- Dataset records:

>>>>

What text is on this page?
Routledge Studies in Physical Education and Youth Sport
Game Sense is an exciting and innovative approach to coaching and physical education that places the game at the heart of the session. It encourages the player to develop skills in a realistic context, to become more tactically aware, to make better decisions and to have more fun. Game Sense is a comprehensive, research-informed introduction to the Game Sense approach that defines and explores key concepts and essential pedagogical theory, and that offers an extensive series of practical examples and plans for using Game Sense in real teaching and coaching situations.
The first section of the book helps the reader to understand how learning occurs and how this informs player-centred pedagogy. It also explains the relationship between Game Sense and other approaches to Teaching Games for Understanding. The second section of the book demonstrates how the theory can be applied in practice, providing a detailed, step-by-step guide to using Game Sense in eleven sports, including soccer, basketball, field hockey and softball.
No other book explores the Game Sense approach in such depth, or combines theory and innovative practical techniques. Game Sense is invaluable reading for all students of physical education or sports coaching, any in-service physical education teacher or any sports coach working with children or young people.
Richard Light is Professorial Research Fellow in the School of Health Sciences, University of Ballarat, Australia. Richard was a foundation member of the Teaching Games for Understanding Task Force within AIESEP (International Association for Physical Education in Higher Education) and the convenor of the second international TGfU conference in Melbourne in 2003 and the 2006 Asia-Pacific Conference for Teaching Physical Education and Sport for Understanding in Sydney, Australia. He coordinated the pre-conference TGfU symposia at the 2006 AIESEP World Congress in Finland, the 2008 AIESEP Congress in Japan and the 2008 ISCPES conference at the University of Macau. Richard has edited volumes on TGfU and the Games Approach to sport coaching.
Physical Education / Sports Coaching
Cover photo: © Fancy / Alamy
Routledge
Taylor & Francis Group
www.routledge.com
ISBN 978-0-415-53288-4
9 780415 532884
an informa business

<<<<

- GIVEN PROBLEM: Write out each line of the data above again, exactly as given.

- THE OUTPUT:
What text is on this page?
Routledge Studies in Physical Education and Youth Sport
Game Sense is an exciting and innovative approach to coaching and physical education that places the game at the heart of the session. It encourages the player to develop skills in a realistic context, to become more tactically aware, to make better decisions and to have more fun. Game Sense is a comprehensive, research-informed introduction to the Game Sense approach that defines and explores key concepts and essential pedagogical theory, and that offers an extensive series of practical examples and plans for using Game Sense in real teaching and coaching situations.
The first section of the book helps the reader to understand how learning occurs and how this informs player-centred pedagogy. It also explains the relationship between Game Sense and other approaches to Teaching Games for Understanding. The second section of the book demonstrates how the theory can be applied in practice, providing a detailed, step-by-step guide to using Game Sense in eleven sports, including soccer, basketball, field hockey and softball.
No other book explores the Game Sense approach in such depth, or combines theory and innovative practical techniques. Game Sense is invaluable reading for all students of physical education or sports coaching, any in-service physical education teacher or any sports coach working with children or young people.
Richard Light is Professorial Research Fellow in the School of Health Sciences, University of Ballarat, Australia. Richard was a foundation member of the Teaching Games for Understanding Task Force within AIESEP (International Association for Physical Education in Higher Education) and the convenor of the second international TGfU conference in Melbourne in 2003 and the 2006 Asia-Pacific Conference for Teaching Physical Education and Sport for Understanding in Sydney, Australia. He coordinated the pre-conference TGfU symposia at the 2006 AIESEP World Congress in Finland, the 2008 AIESEP Congress in Japan and the 2008 ISCPES conference at the University of Macau. Richard has edited volumes on TGfU and the Games Approach to sport coaching.
Physical Education / Sports Coaching
Cover photo: © Fancy / Alamy
Routledge
Taylor & Francis Group
www.routledge.com
ISBN 978-0-415-53288-4
9 780415 532884
an informa business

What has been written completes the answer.